» **THE DATA**
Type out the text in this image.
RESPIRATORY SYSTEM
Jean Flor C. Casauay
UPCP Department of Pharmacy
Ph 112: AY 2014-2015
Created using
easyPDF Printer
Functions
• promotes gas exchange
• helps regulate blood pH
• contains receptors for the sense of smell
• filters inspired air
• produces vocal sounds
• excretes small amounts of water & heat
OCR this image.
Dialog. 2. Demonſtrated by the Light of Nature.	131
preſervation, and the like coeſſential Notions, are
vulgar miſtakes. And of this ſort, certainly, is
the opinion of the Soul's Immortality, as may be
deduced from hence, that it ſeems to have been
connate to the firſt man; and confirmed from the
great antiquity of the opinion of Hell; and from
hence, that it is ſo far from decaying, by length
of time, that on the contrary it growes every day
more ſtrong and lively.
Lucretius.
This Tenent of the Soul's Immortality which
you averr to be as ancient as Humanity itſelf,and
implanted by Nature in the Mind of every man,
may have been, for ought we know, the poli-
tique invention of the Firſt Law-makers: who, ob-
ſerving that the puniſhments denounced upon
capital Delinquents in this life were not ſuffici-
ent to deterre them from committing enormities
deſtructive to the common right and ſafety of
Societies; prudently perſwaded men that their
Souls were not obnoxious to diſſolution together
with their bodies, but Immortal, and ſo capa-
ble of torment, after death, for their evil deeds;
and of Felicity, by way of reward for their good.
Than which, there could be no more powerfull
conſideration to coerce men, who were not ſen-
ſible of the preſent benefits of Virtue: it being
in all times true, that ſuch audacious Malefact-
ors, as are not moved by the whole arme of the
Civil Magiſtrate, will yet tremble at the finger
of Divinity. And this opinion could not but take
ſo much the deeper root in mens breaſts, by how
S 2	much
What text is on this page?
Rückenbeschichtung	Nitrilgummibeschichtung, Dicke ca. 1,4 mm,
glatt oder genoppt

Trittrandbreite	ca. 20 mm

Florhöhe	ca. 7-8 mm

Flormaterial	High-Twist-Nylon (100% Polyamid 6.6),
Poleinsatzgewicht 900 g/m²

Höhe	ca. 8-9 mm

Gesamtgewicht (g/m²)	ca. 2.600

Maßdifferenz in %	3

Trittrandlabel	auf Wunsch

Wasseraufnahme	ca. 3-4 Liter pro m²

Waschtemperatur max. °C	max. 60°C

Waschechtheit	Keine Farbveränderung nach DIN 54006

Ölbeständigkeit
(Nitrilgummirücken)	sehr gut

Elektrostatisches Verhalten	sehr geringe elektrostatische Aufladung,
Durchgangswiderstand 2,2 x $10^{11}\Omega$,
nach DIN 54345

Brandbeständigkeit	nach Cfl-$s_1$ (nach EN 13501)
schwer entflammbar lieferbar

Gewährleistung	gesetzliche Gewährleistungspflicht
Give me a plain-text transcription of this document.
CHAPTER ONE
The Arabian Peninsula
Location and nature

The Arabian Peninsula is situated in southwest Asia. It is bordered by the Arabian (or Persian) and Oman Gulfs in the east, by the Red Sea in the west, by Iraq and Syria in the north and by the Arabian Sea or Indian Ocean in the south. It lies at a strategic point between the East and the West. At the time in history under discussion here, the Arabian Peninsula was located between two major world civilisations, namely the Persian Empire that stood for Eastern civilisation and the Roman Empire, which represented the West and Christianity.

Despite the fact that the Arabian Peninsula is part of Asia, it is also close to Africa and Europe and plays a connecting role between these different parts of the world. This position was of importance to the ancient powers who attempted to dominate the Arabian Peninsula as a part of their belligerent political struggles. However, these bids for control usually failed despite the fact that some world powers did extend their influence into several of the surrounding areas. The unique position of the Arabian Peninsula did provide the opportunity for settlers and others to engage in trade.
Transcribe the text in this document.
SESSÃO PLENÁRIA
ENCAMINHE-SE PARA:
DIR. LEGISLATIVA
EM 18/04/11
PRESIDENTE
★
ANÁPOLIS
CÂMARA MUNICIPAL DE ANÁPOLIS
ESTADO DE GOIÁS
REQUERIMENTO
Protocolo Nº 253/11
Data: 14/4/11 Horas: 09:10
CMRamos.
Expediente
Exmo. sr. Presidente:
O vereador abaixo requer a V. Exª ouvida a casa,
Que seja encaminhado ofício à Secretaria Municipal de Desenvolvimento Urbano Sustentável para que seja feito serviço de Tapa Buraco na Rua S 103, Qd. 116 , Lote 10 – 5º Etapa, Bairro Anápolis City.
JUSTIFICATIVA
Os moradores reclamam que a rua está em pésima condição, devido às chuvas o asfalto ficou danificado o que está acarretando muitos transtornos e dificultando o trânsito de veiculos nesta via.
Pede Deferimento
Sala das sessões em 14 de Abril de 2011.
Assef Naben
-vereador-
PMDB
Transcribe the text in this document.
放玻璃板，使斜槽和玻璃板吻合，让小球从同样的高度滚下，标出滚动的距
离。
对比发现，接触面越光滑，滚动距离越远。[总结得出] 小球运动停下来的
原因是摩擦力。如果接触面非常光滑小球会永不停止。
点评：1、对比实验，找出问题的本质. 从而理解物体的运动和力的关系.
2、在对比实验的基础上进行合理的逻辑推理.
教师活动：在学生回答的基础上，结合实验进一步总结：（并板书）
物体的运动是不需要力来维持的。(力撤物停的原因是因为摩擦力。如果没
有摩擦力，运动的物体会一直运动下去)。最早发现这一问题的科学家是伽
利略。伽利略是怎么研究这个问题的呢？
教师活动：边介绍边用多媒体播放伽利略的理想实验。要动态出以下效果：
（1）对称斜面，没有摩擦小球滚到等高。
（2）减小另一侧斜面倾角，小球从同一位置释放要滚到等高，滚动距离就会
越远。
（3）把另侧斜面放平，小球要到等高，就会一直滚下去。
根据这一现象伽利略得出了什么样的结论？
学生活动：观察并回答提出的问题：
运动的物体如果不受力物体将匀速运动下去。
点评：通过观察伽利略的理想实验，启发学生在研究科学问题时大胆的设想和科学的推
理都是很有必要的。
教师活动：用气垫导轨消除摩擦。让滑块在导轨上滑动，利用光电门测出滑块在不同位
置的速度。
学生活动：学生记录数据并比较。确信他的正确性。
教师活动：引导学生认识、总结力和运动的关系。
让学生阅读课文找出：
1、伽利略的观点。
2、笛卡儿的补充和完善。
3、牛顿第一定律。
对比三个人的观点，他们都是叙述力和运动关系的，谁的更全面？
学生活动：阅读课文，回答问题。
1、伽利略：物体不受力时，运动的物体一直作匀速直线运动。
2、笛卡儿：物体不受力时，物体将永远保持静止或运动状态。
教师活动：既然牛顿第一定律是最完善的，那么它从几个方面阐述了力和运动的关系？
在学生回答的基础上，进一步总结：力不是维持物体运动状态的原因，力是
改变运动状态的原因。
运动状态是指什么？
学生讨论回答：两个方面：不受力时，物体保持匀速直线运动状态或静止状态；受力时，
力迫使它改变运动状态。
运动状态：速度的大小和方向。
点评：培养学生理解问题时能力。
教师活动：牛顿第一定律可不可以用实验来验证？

» **GOAL**
Filter the entries down to the lines with the word "more" in them.

» **THE RESPONSE**
more ſtrong and lively.
Than which, there could be no more powerfull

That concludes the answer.